* **Problem requirements**
Extract all of the entries and set them down verbatim.

* **Data supplied**
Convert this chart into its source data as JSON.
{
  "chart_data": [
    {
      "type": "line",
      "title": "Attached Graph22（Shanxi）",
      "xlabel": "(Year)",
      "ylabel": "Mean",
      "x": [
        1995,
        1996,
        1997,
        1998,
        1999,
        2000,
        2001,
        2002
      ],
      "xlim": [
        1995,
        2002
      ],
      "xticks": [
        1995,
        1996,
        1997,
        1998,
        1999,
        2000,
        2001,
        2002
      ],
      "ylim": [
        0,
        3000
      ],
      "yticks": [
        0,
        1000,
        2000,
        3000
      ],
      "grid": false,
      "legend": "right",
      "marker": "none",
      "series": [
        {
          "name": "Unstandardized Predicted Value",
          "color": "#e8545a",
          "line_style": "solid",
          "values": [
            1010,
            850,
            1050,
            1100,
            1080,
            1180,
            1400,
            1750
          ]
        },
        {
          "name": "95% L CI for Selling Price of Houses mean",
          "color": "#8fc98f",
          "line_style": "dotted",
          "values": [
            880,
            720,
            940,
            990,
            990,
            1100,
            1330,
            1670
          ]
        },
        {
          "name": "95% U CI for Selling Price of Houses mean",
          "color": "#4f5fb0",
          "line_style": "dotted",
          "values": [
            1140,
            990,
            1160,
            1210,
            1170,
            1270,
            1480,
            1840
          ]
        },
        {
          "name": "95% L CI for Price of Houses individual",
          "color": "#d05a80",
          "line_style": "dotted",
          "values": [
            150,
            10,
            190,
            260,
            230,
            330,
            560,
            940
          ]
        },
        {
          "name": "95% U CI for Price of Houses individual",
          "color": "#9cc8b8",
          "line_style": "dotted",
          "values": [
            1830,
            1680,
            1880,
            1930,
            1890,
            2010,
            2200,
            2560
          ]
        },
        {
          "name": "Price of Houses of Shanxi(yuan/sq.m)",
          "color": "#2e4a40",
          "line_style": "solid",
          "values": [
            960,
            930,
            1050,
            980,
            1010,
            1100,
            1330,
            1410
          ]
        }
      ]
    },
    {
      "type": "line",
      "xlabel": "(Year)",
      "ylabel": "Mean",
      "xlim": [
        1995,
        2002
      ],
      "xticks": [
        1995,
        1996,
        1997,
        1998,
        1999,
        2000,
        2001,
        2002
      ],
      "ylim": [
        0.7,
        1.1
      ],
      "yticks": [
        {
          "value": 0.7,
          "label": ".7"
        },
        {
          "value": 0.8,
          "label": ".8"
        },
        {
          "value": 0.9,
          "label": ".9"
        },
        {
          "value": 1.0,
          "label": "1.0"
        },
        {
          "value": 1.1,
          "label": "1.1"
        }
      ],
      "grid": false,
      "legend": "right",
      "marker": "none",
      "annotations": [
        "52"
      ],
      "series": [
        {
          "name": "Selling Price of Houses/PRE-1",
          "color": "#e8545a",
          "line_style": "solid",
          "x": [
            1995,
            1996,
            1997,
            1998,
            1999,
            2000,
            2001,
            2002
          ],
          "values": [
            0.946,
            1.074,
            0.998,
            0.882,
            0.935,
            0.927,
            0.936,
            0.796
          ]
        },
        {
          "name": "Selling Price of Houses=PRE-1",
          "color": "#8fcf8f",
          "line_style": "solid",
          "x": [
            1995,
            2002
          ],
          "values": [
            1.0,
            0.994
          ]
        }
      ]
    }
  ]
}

* **The result**
Convert this chart into its source data as JSON.
{
  "chart_data": [
    {
      "type": "line",
      "title": "Attached Graph22（Shanxi）",
      "xlabel": "(Year)",
      "ylabel": "Mean",
      "x": [
        1995,
        1996,
        1997,
        1998,
        1999,
        2000,
        2001,
        2002
      ],
      "xlim": [
        1995,
        2002
      ],
      "xticks": [
        1995,
        1996,
        1997,
        1998,
        1999,
        2000,
        2001,
        2002
      ],
      "ylim": [
        0,
        3000
      ],
      "yticks": [
        0,
        1000,
        2000,
        3000
      ],
      "grid": false,
      "legend": "right",
      "marker": "none",
      "series": [
        {
          "name": "Unstandardized Predicted Value",
          "color": "#e8545a",
          "line_style": "solid",
          "values": [
            1010,
            850,
            1050,
            1100,
            1080,
            1180,
            1400,
            1750
          ]
        },
        {
          "name": "95% L CI for Selling Price of Houses mean",
          "color": "#8fc98f",
          "line_style": "dotted",
          "values": [
            880,
            720,
            940,
            990,
            990,
            1100,
            1330,
            1670
          ]
        },
        {
          "name": "95% U CI for Selling Price of Houses mean",
          "color": "#4f5fb0",
          "line_style": "dotted",
          "values": [
            1140,
            990,
            1160,
            1210,
            1170,
            1270,
            1480,
            1840
          ]
        },
        {
          "name": "95% L CI for Price of Houses individual",
          "color": "#d05a80",
          "line_style": "dotted",
          "values": [
            150,
            10,
            190,
            260,
            230,
            330,
            560,
            940
          ]
        },
        {
          "name": "95% U CI for Price of Houses individual",
          "color": "#9cc8b8",
          "line_style": "dotted",
          "values": [
            1830,
            1680,
            1880,
            1930,
            1890,
            2010,
            2200,
            2560
          ]
        },
        {
          "name": "Price of Houses of Shanxi(yuan/sq.m)",
          "color": "#2e4a40",
          "line_style": "solid",
          "values": [
            960,
            930,
            1050,
            980,
            1010,
            1100,
            1330,
            1410
          ]
        }
      ]
    },
    {
      "type": "line",
      "xlabel": "(Year)",
      "ylabel": "Mean",
      "xlim": [
        1995,
        2002
      ],
      "xticks": [
        1995,
        1996,
        1997,
        1998,
        1999,
        2000,
        2001,
        2002
      ],
      "ylim": [
        0.7,
        1.1
      ],
      "yticks": [
        {
          "value": 0.7,
          "label": ".7"
        },
        {
          "value": 0.8,
          "label": ".8"
        },
        {
          "value": 0.9,
          "label": ".9"
        },
        {
          "value": 1.0,
          "label": "1.0"
        },
        {
          "value": 1.1,
          "label": "1.1"
        }
      ],
      "grid": false,
      "legend": "right",
      "marker": "none",
      "annotations": [
        "52"
      ],
      "series": [
        {
          "name": "Selling Price of Houses/PRE-1",
          "color": "#e8545a",
          "line_style": "solid",
          "x": [
            1995,
            1996,
            1997,
            1998,
            1999,
            2000,
            2001,
            2002
          ],
          "values": [
            0.946,
            1.074,
            0.998,
            0.882,
            0.935,
            0.927,
            0.936,
            0.796
          ]
        },
        {
          "name": "Selling Price of Houses=PRE-1",
          "color": "#8fcf8f",
          "line_style": "solid",
          "x": [
            1995,
            2002
          ],
          "values": [
            1.0,
            0.994
          ]
        }
      ]
    }
  ]
}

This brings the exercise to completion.